→ Given records

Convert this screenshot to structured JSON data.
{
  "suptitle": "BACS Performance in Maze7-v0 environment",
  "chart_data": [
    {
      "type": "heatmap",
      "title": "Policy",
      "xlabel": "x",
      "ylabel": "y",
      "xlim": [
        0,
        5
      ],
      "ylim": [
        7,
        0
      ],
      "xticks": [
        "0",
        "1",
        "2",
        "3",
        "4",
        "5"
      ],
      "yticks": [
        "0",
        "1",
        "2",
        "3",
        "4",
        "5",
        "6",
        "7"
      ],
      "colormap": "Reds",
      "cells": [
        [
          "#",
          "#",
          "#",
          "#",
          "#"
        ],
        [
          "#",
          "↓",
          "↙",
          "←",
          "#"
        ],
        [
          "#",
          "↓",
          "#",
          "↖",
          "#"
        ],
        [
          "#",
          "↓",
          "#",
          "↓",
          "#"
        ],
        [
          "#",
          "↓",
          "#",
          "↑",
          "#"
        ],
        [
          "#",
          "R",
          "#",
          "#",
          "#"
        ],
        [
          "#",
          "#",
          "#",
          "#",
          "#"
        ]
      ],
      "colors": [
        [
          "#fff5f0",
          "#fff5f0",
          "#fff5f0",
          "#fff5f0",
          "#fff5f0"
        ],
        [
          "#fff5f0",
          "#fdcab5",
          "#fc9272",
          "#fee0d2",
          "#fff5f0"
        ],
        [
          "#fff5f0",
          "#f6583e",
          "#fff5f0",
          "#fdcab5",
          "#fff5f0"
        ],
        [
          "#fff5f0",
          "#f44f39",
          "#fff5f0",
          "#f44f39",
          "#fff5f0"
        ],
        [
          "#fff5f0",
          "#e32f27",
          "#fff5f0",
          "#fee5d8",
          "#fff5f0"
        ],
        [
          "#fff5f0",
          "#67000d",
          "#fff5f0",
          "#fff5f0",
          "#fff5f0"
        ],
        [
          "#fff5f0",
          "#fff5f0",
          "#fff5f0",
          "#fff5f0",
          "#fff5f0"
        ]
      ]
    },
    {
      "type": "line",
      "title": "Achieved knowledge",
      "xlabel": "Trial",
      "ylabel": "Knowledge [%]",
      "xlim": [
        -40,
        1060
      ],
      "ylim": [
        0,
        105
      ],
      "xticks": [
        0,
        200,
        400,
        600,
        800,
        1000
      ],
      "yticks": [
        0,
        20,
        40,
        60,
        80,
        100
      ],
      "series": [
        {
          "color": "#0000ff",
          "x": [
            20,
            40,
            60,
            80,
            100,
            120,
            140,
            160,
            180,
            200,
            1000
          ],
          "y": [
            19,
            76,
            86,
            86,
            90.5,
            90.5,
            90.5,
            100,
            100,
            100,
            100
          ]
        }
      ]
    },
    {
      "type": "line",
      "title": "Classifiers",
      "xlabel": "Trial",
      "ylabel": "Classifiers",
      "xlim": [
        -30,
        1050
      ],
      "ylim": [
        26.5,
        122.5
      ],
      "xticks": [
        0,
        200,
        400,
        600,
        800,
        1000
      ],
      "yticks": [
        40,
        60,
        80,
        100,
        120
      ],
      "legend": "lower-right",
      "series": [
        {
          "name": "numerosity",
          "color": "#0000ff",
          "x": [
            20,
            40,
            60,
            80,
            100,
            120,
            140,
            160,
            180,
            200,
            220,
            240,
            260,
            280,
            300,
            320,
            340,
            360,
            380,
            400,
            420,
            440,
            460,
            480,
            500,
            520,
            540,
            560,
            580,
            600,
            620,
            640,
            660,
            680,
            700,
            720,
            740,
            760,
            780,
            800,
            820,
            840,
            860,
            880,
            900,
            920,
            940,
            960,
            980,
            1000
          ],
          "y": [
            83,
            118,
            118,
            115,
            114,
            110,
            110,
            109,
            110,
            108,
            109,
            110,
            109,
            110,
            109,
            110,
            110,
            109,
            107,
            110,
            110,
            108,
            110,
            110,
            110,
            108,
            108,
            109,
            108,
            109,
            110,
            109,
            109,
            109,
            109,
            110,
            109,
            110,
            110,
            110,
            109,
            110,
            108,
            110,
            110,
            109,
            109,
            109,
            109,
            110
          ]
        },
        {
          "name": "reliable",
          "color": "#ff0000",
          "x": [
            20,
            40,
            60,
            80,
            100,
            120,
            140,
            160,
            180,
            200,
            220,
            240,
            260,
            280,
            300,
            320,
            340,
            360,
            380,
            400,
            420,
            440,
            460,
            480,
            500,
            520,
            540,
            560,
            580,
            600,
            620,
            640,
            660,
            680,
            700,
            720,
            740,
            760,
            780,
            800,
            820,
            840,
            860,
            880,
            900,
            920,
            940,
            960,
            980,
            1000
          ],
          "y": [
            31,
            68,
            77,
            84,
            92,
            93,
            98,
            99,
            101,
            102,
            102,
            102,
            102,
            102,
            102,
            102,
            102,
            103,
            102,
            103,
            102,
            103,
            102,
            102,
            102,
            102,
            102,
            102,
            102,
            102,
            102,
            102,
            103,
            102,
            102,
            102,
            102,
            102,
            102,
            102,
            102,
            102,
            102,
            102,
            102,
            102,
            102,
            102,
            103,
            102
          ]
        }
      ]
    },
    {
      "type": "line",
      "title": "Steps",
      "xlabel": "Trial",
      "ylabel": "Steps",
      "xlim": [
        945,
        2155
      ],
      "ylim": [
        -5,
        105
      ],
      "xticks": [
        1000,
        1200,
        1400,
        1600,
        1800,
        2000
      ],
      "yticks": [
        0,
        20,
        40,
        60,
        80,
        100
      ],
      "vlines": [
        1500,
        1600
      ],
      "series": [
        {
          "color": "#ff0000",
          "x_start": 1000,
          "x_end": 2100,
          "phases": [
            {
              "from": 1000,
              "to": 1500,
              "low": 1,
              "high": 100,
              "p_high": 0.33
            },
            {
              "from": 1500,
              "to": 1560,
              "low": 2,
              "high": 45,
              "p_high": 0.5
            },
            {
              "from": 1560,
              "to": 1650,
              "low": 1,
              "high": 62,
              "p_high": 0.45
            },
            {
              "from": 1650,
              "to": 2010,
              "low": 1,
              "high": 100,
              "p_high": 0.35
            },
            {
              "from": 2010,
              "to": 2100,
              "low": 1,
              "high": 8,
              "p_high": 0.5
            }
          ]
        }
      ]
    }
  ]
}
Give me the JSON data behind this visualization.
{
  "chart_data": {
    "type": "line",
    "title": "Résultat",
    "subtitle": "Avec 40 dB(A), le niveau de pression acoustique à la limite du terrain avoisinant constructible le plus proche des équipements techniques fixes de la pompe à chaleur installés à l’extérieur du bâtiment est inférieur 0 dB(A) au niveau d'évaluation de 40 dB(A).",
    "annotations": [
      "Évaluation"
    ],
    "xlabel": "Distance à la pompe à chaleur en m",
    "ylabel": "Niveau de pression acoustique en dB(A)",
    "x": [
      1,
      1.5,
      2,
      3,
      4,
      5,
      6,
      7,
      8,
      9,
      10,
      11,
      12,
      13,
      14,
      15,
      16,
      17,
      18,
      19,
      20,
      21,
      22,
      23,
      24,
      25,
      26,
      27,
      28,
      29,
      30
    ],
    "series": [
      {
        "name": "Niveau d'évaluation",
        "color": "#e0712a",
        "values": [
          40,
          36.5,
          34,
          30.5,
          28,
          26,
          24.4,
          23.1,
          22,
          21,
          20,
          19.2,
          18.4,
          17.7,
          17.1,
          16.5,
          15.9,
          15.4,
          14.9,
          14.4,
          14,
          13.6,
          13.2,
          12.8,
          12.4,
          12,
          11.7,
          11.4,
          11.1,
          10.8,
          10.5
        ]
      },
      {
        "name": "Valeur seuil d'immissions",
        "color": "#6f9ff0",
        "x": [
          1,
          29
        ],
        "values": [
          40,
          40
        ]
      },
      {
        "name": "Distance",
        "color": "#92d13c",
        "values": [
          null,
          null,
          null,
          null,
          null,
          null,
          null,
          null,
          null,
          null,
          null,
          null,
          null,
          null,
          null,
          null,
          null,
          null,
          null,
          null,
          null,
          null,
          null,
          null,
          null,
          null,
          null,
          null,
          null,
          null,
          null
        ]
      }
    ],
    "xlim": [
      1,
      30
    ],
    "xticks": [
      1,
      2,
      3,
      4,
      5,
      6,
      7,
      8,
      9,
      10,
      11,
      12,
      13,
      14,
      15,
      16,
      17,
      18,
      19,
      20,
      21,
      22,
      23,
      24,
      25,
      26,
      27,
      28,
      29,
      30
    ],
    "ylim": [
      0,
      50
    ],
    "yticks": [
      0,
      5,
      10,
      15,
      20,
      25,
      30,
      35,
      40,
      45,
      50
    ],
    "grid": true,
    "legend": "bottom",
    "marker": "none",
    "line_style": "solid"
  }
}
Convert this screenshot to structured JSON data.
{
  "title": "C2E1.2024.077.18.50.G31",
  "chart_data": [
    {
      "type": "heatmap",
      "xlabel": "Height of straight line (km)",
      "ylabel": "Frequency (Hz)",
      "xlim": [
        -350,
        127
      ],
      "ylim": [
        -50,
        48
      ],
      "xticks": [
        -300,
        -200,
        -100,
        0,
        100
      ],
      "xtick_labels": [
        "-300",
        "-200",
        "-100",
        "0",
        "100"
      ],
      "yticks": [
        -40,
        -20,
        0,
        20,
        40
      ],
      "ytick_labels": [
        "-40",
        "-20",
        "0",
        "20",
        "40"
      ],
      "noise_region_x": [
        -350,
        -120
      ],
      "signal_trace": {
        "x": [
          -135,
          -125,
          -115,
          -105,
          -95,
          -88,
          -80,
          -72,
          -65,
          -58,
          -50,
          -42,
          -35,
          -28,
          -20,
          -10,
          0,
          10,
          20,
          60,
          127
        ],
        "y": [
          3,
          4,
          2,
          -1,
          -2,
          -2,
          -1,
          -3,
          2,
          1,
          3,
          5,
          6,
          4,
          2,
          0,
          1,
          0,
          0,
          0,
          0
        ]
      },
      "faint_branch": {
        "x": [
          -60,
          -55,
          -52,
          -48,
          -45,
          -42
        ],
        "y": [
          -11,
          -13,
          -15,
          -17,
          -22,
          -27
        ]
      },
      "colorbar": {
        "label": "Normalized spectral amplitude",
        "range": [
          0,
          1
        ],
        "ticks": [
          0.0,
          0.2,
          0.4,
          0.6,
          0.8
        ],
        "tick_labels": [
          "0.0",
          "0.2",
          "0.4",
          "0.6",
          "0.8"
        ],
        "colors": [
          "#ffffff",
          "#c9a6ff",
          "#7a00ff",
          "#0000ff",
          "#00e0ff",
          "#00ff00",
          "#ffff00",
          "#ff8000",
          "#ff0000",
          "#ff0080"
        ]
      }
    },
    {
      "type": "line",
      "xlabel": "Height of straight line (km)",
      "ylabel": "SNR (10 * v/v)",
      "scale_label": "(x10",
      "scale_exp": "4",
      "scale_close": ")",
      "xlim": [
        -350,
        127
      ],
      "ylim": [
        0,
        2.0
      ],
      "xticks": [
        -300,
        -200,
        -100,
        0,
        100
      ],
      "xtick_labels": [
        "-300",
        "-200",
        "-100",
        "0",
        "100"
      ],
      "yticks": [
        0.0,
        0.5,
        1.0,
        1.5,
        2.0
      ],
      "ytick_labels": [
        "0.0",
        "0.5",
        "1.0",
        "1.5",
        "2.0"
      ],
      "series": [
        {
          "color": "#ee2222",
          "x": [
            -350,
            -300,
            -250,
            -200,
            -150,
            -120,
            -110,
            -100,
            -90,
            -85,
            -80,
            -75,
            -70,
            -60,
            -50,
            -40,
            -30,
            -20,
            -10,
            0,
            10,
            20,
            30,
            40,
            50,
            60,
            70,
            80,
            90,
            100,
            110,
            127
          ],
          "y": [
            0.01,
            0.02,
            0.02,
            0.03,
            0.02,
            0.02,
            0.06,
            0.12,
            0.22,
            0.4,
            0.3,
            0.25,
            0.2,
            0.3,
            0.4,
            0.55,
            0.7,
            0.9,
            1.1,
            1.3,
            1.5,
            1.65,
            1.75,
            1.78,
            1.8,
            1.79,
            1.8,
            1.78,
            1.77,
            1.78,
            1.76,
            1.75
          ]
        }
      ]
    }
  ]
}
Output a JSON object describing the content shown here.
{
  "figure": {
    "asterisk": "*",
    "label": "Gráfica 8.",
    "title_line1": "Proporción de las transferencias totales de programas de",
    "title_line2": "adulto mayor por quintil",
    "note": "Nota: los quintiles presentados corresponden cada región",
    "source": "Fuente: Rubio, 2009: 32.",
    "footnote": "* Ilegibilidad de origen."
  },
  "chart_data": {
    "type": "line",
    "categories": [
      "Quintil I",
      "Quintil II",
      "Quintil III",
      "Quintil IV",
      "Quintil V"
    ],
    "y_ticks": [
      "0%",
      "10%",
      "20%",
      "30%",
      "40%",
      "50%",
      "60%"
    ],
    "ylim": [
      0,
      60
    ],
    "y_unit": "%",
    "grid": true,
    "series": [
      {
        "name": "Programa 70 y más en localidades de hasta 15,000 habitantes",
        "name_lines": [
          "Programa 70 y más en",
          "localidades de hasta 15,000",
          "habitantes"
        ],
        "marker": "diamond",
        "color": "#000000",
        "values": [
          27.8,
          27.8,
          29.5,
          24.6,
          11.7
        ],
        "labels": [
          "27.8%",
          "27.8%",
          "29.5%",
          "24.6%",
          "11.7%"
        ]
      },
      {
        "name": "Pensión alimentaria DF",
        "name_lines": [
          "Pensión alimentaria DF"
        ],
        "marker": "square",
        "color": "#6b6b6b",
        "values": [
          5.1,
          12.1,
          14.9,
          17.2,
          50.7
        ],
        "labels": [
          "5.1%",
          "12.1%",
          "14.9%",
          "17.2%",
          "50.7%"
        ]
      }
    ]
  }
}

→ Requirement
Display every line of the listing that contains the string "Distance".

→ Answer to the task
    "xlabel": "Distance à la pompe à chaleur en m",
        "name": "Distance",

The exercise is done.